Stored dataset items:
■ ■ ■ ■ ■ ■ ■
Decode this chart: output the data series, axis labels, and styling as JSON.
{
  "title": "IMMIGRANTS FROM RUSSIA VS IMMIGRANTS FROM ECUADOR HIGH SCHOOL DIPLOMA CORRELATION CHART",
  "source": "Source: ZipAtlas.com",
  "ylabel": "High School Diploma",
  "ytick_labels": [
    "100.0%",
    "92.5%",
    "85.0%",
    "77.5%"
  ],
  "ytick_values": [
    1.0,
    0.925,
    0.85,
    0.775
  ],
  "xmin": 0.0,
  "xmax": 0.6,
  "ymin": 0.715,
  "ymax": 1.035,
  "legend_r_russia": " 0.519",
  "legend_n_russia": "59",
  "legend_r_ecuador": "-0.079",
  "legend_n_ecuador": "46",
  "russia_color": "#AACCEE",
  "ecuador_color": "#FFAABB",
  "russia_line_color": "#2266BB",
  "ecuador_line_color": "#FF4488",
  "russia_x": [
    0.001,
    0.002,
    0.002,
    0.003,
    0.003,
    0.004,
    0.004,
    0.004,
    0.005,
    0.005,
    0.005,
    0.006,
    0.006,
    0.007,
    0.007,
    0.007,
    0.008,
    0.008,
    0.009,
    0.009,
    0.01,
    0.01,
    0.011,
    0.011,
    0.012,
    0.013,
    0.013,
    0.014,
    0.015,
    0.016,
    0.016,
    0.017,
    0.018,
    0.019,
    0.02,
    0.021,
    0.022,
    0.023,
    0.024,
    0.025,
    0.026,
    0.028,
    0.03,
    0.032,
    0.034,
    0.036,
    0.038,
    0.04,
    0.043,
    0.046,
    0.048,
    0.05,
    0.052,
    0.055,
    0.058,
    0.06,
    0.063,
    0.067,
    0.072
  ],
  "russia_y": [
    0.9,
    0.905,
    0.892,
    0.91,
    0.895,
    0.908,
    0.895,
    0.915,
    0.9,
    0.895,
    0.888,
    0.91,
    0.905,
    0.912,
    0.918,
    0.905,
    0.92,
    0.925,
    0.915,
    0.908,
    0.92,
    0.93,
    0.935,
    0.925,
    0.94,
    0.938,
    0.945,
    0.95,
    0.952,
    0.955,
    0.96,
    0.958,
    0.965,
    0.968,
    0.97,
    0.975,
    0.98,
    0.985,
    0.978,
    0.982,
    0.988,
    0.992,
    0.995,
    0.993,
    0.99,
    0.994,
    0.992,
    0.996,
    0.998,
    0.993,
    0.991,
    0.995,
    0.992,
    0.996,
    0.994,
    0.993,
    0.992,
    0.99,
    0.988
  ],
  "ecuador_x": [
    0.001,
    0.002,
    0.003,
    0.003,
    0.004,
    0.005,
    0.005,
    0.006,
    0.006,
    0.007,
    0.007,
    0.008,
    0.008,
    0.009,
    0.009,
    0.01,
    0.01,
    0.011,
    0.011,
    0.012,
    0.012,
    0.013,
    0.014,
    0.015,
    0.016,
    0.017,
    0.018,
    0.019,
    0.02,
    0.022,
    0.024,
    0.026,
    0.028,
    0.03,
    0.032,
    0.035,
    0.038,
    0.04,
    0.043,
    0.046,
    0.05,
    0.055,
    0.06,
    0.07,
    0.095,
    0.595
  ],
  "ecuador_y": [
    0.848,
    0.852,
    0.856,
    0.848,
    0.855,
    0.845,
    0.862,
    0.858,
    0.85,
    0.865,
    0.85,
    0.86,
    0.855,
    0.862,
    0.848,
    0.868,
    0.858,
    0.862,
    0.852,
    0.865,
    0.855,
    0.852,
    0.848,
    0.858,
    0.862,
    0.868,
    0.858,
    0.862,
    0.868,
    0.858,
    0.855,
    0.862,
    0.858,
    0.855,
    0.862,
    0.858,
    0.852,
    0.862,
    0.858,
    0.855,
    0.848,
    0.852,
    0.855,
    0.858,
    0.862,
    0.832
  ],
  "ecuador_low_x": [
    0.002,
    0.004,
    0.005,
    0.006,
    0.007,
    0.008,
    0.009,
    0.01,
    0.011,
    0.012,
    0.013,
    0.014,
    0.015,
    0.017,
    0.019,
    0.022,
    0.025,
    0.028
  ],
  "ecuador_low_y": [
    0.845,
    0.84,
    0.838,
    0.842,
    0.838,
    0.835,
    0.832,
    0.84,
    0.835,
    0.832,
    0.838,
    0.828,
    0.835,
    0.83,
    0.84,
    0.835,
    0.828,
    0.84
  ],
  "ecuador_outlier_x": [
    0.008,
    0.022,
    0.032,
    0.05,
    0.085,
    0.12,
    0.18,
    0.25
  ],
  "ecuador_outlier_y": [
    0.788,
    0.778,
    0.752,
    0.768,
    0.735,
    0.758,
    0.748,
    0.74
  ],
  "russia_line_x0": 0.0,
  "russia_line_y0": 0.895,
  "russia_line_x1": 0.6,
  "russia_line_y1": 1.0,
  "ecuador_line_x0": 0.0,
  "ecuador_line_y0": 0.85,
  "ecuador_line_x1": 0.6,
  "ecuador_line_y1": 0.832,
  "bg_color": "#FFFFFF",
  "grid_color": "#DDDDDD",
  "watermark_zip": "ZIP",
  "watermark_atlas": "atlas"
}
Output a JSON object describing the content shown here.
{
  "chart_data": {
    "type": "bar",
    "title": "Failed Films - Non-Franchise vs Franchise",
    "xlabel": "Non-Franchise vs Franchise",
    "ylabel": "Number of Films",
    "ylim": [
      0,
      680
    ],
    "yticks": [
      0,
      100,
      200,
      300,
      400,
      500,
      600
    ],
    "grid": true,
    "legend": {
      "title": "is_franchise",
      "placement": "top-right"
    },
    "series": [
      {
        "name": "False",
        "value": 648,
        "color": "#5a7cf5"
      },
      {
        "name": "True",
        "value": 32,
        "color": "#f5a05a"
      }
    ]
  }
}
■ ■ ■ ■ ■ ■ ■
=== Set exercise ===
Look over the listing. Pull out every line with the string "series" in it.

=== Output below ===
Decode this chart: output the data series, axis labels, and styling as JSON.
    "series": [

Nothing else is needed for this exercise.